### MATERIAL FOR THIS EXERCISE
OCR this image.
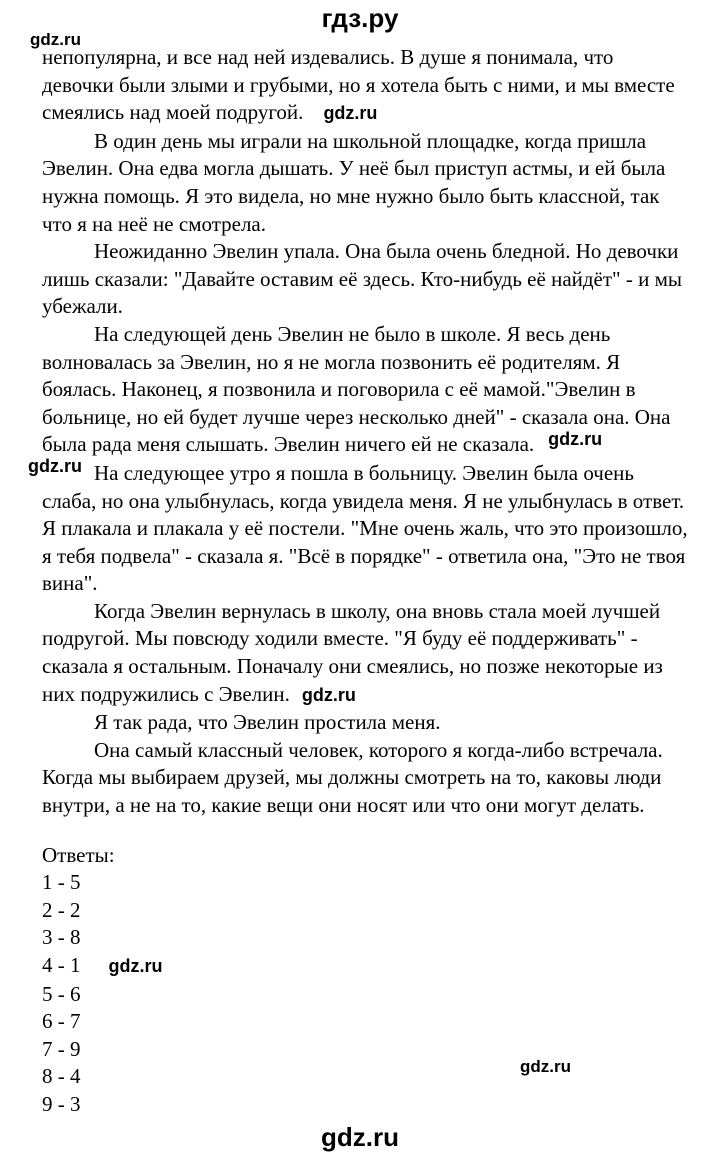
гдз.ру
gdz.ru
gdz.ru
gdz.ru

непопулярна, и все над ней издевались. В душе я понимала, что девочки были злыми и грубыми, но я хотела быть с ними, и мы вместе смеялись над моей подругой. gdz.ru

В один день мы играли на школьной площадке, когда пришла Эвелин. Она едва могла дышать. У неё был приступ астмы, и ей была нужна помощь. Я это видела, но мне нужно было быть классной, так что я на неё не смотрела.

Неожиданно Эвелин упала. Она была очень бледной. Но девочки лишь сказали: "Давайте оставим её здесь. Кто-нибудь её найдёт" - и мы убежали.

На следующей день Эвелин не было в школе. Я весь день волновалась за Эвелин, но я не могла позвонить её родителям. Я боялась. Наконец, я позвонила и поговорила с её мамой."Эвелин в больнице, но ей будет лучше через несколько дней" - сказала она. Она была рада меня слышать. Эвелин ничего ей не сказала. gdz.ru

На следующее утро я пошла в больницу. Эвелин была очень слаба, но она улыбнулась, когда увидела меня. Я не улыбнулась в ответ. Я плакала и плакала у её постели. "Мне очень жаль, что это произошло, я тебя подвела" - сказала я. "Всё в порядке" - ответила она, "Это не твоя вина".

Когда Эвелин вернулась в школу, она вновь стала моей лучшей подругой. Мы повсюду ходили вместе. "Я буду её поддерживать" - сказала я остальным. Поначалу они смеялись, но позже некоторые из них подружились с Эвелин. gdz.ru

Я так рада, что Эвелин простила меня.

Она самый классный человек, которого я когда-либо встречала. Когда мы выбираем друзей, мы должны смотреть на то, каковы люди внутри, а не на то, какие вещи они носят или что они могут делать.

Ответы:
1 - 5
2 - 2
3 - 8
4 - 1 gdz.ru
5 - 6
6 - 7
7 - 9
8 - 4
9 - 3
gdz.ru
---
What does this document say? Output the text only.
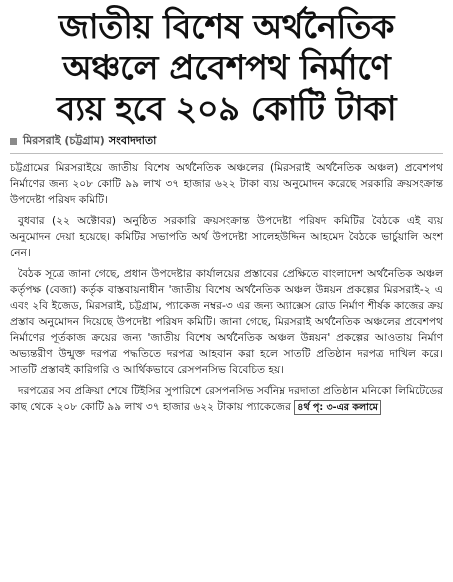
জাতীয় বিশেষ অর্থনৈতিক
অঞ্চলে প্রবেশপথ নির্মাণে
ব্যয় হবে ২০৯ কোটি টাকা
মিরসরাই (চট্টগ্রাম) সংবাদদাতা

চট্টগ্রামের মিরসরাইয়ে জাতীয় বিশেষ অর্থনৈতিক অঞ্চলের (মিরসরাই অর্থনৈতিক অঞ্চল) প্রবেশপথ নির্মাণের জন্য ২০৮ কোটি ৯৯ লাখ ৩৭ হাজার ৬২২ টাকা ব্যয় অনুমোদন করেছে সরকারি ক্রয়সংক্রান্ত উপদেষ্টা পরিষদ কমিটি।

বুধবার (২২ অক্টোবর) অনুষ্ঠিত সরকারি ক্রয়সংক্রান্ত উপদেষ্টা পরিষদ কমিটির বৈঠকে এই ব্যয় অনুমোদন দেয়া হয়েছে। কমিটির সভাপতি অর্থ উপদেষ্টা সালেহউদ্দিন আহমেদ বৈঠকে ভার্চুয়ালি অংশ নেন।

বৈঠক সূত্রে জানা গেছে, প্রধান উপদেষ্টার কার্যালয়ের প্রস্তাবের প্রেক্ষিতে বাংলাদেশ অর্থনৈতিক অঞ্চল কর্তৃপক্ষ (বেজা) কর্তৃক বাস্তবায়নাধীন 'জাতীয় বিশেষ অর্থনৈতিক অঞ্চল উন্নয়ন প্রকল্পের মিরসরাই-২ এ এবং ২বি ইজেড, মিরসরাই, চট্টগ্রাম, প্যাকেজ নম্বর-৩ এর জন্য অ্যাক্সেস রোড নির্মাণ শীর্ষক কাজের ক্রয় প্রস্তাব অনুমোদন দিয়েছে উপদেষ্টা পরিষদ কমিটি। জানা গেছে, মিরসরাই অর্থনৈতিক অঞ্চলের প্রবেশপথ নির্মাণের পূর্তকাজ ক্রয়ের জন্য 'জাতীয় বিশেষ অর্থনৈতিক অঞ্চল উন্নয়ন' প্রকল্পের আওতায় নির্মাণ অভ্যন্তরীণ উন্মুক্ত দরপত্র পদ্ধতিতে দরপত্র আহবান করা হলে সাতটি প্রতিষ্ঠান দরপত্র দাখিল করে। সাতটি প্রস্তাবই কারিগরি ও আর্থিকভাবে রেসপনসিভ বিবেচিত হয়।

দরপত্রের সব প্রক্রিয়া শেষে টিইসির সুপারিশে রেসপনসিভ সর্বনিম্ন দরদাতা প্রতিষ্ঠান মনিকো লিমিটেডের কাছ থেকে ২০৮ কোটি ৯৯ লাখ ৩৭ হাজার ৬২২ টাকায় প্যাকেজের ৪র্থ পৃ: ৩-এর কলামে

### WHAT THE EXERCISE ASKS
From the entries above, extract every line where the word "рада" appears.

### TASK RESPONSE
На следующей день Эвелин не было в школе. Я весь день волновалась за Эвелин, но я не могла позвонить её родителям. Я боялась. Наконец, я позвонила и поговорила с её мамой."Эвелин в больнице, но ей будет лучше через несколько дней" - сказала она. Она была рада меня слышать. Эвелин ничего ей не сказала. gdz.ru
Я так рада, что Эвелин простила меня.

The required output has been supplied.